**Record excerpts**
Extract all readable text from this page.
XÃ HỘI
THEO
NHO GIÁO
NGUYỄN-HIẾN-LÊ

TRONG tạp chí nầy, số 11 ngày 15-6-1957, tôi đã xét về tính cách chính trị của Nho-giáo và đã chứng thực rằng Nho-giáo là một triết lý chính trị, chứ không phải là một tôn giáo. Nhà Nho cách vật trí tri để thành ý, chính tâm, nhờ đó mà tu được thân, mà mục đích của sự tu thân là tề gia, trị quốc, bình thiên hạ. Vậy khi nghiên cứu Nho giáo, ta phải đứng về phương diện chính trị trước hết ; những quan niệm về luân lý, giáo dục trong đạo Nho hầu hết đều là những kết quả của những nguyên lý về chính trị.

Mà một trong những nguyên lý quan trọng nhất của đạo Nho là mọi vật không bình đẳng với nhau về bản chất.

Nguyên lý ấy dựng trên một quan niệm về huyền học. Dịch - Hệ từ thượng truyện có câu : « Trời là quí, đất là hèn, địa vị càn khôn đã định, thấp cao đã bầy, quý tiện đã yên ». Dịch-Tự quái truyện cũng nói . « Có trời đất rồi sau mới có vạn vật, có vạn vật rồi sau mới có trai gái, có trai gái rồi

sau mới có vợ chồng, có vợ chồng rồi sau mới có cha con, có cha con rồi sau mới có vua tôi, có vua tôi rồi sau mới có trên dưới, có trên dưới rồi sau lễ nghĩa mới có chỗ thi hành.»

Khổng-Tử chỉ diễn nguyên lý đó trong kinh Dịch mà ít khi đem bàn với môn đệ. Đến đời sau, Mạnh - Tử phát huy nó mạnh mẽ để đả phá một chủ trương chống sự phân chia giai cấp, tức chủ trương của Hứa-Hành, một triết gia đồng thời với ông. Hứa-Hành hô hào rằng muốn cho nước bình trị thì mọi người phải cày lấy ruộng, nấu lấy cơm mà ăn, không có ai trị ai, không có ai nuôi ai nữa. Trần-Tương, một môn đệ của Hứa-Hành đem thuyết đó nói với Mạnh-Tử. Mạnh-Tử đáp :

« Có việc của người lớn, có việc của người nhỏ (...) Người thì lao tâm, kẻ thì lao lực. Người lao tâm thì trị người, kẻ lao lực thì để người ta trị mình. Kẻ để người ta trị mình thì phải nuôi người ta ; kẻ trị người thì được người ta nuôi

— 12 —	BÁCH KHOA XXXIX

**Exercise goal**
Copy the records above exactly as they appear.

**Output of the task**
Extract all readable text from this page.
XÃ HỘI
THEO
NHO GIÁO
NGUYỄN-HIẾN-LÊ

TRONG tạp chí nầy, số 11 ngày 15-6-1957, tôi đã xét về tính cách chính trị của Nho-giáo và đã chứng thực rằng Nho-giáo là một triết lý chính trị, chứ không phải là một tôn giáo. Nhà Nho cách vật trí tri để thành ý, chính tâm, nhờ đó mà tu được thân, mà mục đích của sự tu thân là tề gia, trị quốc, bình thiên hạ. Vậy khi nghiên cứu Nho giáo, ta phải đứng về phương diện chính trị trước hết ; những quan niệm về luân lý, giáo dục trong đạo Nho hầu hết đều là những kết quả của những nguyên lý về chính trị.

Mà một trong những nguyên lý quan trọng nhất của đạo Nho là mọi vật không bình đẳng với nhau về bản chất.

Nguyên lý ấy dựng trên một quan niệm về huyền học. Dịch - Hệ từ thượng truyện có câu : « Trời là quí, đất là hèn, địa vị càn khôn đã định, thấp cao đã bầy, quý tiện đã yên ». Dịch-Tự quái truyện cũng nói . « Có trời đất rồi sau mới có vạn vật, có vạn vật rồi sau mới có trai gái, có trai gái rồi

sau mới có vợ chồng, có vợ chồng rồi sau mới có cha con, có cha con rồi sau mới có vua tôi, có vua tôi rồi sau mới có trên dưới, có trên dưới rồi sau lễ nghĩa mới có chỗ thi hành.»

Khổng-Tử chỉ diễn nguyên lý đó trong kinh Dịch mà ít khi đem bàn với môn đệ. Đến đời sau, Mạnh - Tử phát huy nó mạnh mẽ để đả phá một chủ trương chống sự phân chia giai cấp, tức chủ trương của Hứa-Hành, một triết gia đồng thời với ông. Hứa-Hành hô hào rằng muốn cho nước bình trị thì mọi người phải cày lấy ruộng, nấu lấy cơm mà ăn, không có ai trị ai, không có ai nuôi ai nữa. Trần-Tương, một môn đệ của Hứa-Hành đem thuyết đó nói với Mạnh-Tử. Mạnh-Tử đáp :

« Có việc của người lớn, có việc của người nhỏ (...) Người thì lao tâm, kẻ thì lao lực. Người lao tâm thì trị người, kẻ lao lực thì để người ta trị mình. Kẻ để người ta trị mình thì phải nuôi người ta ; kẻ trị người thì được người ta nuôi

— 12 —	BÁCH KHOA XXXIX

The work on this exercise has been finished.